Stated problem
Transcribe every entry word for word. Skip the pictures.

● ● ● ● ● ● ●

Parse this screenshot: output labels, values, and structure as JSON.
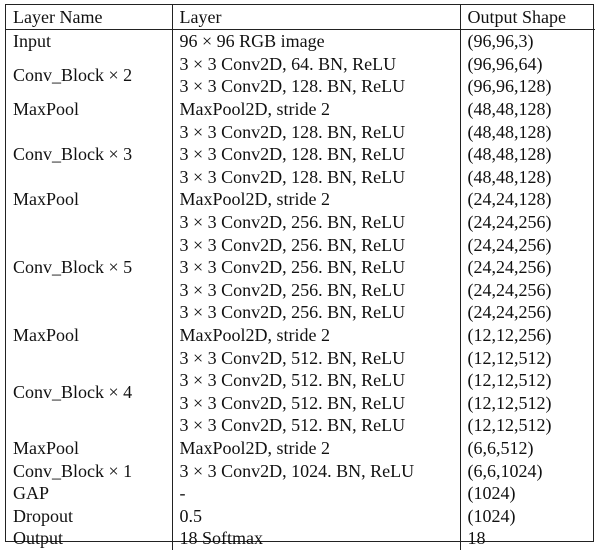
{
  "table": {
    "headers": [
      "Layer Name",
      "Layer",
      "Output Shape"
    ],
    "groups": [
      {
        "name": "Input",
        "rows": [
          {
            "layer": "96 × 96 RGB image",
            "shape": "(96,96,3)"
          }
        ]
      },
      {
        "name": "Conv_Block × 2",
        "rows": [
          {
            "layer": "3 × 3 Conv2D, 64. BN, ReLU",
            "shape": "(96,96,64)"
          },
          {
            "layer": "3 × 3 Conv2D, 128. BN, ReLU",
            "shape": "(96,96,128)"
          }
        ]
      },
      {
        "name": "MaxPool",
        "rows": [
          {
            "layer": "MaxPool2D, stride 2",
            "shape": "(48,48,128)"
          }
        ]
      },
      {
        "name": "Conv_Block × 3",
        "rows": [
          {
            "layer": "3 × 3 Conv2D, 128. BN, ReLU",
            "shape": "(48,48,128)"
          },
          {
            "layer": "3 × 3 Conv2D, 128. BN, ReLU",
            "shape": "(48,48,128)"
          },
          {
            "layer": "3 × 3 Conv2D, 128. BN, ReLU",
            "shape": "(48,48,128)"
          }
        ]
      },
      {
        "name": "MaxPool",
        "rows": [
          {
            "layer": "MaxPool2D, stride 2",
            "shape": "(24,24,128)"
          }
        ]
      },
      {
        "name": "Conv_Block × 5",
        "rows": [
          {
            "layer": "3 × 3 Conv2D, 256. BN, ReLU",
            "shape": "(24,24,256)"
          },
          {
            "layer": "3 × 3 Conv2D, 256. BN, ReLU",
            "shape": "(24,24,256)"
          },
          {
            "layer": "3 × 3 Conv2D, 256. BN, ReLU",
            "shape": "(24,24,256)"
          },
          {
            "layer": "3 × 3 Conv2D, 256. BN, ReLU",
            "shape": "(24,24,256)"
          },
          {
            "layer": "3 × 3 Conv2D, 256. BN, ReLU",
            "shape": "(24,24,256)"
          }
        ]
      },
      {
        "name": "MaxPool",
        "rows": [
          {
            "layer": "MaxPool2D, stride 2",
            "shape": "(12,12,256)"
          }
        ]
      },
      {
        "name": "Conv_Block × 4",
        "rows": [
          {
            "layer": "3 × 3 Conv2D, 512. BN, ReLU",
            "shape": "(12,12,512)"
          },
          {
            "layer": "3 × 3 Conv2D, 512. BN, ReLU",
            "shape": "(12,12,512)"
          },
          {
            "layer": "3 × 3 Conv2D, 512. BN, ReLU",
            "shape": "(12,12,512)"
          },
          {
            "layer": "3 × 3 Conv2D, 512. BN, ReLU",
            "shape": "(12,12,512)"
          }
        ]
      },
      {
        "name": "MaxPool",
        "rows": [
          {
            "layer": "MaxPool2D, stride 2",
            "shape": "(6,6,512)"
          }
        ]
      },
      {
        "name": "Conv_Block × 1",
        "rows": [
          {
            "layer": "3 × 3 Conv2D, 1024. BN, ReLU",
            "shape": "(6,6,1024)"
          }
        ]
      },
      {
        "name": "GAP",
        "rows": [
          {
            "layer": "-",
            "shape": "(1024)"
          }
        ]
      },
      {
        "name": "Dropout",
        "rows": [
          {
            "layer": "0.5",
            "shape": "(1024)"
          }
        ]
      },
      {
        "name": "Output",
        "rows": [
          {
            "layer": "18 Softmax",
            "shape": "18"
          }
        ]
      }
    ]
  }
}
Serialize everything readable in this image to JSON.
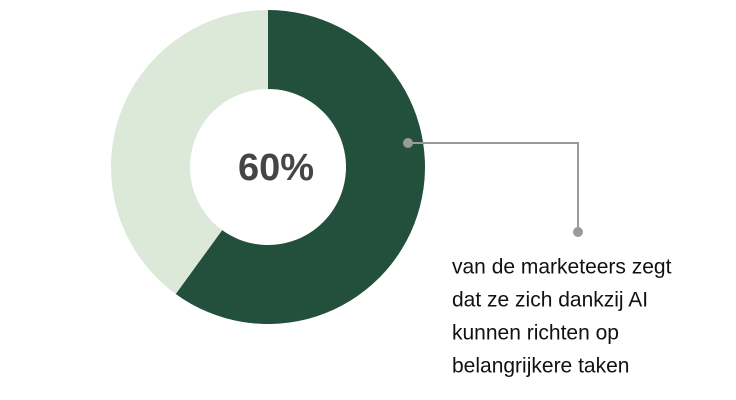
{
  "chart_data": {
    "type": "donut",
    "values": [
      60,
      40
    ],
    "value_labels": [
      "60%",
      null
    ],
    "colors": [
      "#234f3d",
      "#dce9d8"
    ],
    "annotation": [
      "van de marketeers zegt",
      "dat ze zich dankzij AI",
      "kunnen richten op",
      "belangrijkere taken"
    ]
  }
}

● ● ● ● ● ● ●

Exercise solution
Parse this screenshot: output labels, values, and structure as JSON.
{
  "table": {
    "headers": [
      "Layer Name",
      "Layer",
      "Output Shape"
    ],
    "groups": [
      {
        "name": "Input",
        "rows": [
          {
            "layer": "96 × 96 RGB image",
            "shape": "(96,96,3)"
          }
        ]
      },
      {
        "name": "Conv_Block × 2",
        "rows": [
          {
            "layer": "3 × 3 Conv2D, 64. BN, ReLU",
            "shape": "(96,96,64)"
          },
          {
            "layer": "3 × 3 Conv2D, 128. BN, ReLU",
            "shape": "(96,96,128)"
          }
        ]
      },
      {
        "name": "MaxPool",
        "rows": [
          {
            "layer": "MaxPool2D, stride 2",
            "shape": "(48,48,128)"
          }
        ]
      },
      {
        "name": "Conv_Block × 3",
        "rows": [
          {
            "layer": "3 × 3 Conv2D, 128. BN, ReLU",
            "shape": "(48,48,128)"
          },
          {
            "layer": "3 × 3 Conv2D, 128. BN, ReLU",
            "shape": "(48,48,128)"
          },
          {
            "layer": "3 × 3 Conv2D, 128. BN, ReLU",
            "shape": "(48,48,128)"
          }
        ]
      },
      {
        "name": "MaxPool",
        "rows": [
          {
            "layer": "MaxPool2D, stride 2",
            "shape": "(24,24,128)"
          }
        ]
      },
      {
        "name": "Conv_Block × 5",
        "rows": [
          {
            "layer": "3 × 3 Conv2D, 256. BN, ReLU",
            "shape": "(24,24,256)"
          },
          {
            "layer": "3 × 3 Conv2D, 256. BN, ReLU",
            "shape": "(24,24,256)"
          },
          {
            "layer": "3 × 3 Conv2D, 256. BN, ReLU",
            "shape": "(24,24,256)"
          },
          {
            "layer": "3 × 3 Conv2D, 256. BN, ReLU",
            "shape": "(24,24,256)"
          },
          {
            "layer": "3 × 3 Conv2D, 256. BN, ReLU",
            "shape": "(24,24,256)"
          }
        ]
      },
      {
        "name": "MaxPool",
        "rows": [
          {
            "layer": "MaxPool2D, stride 2",
            "shape": "(12,12,256)"
          }
        ]
      },
      {
        "name": "Conv_Block × 4",
        "rows": [
          {
            "layer": "3 × 3 Conv2D, 512. BN, ReLU",
            "shape": "(12,12,512)"
          },
          {
            "layer": "3 × 3 Conv2D, 512. BN, ReLU",
            "shape": "(12,12,512)"
          },
          {
            "layer": "3 × 3 Conv2D, 512. BN, ReLU",
            "shape": "(12,12,512)"
          },
          {
            "layer": "3 × 3 Conv2D, 512. BN, ReLU",
            "shape": "(12,12,512)"
          }
        ]
      },
      {
        "name": "MaxPool",
        "rows": [
          {
            "layer": "MaxPool2D, stride 2",
            "shape": "(6,6,512)"
          }
        ]
      },
      {
        "name": "Conv_Block × 1",
        "rows": [
          {
            "layer": "3 × 3 Conv2D, 1024. BN, ReLU",
            "shape": "(6,6,1024)"
          }
        ]
      },
      {
        "name": "GAP",
        "rows": [
          {
            "layer": "-",
            "shape": "(1024)"
          }
        ]
      },
      {
        "name": "Dropout",
        "rows": [
          {
            "layer": "0.5",
            "shape": "(1024)"
          }
        ]
      },
      {
        "name": "Output",
        "rows": [
          {
            "layer": "18 Softmax",
            "shape": "18"
          }
        ]
      }
    ]
  }
}
Serialize everything readable in this image to JSON.
{
  "chart_data": {
    "type": "donut",
    "values": [
      60,
      40
    ],
    "value_labels": [
      "60%",
      null
    ],
    "colors": [
      "#234f3d",
      "#dce9d8"
    ],
    "annotation": [
      "van de marketeers zegt",
      "dat ze zich dankzij AI",
      "kunnen richten op",
      "belangrijkere taken"
    ]
  }
}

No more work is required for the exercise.